• What you need to do
Return each line of the entries below that contains the string "crest".
┌────────
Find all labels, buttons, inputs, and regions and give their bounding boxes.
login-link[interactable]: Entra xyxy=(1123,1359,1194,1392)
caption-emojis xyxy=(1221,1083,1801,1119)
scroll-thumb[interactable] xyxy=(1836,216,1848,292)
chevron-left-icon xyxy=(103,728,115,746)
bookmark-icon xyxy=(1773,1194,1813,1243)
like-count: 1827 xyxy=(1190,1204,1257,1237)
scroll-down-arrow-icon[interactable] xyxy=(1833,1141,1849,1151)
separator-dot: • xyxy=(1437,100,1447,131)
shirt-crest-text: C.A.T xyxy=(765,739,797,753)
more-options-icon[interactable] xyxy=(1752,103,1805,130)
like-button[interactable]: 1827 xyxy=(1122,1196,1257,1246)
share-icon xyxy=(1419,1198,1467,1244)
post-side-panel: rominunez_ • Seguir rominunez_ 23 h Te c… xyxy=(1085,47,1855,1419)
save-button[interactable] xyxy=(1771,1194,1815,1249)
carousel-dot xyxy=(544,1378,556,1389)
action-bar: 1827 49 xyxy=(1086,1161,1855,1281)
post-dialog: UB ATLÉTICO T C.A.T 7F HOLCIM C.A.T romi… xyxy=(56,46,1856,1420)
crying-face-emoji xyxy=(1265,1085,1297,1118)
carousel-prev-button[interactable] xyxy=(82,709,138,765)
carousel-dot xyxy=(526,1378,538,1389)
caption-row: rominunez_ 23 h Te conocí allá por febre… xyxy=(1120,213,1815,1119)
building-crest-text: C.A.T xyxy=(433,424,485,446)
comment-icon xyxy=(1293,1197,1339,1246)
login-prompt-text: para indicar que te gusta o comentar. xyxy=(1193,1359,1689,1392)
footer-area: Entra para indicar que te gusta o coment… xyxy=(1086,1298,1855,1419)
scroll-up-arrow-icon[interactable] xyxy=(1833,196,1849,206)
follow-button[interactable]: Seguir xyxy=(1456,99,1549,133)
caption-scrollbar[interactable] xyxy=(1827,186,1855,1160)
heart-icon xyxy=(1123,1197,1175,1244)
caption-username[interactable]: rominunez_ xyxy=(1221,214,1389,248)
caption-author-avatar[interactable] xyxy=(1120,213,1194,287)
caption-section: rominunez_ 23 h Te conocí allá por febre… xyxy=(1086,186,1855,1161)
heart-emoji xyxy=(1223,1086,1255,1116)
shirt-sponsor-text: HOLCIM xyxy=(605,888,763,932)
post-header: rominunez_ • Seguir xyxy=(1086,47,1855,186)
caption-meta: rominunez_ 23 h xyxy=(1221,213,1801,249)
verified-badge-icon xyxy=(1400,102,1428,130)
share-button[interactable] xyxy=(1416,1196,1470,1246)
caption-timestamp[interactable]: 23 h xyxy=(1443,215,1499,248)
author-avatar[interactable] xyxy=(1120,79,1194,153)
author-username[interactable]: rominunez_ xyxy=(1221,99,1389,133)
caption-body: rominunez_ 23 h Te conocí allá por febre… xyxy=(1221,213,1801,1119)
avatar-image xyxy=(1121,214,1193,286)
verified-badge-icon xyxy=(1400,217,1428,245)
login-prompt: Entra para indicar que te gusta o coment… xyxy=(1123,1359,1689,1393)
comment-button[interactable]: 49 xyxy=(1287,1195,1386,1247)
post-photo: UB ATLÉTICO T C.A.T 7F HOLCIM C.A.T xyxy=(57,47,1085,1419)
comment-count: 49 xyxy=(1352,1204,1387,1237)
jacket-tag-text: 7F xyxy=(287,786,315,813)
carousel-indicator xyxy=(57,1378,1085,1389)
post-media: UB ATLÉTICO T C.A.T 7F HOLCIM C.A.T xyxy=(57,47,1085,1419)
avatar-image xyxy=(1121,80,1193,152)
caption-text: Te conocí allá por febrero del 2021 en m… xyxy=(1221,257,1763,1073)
└────────
• Response below
shirt-crest-text: C.A.T xyxy=(765,739,797,753)
building-crest-text: C.A.T xyxy=(433,424,485,446)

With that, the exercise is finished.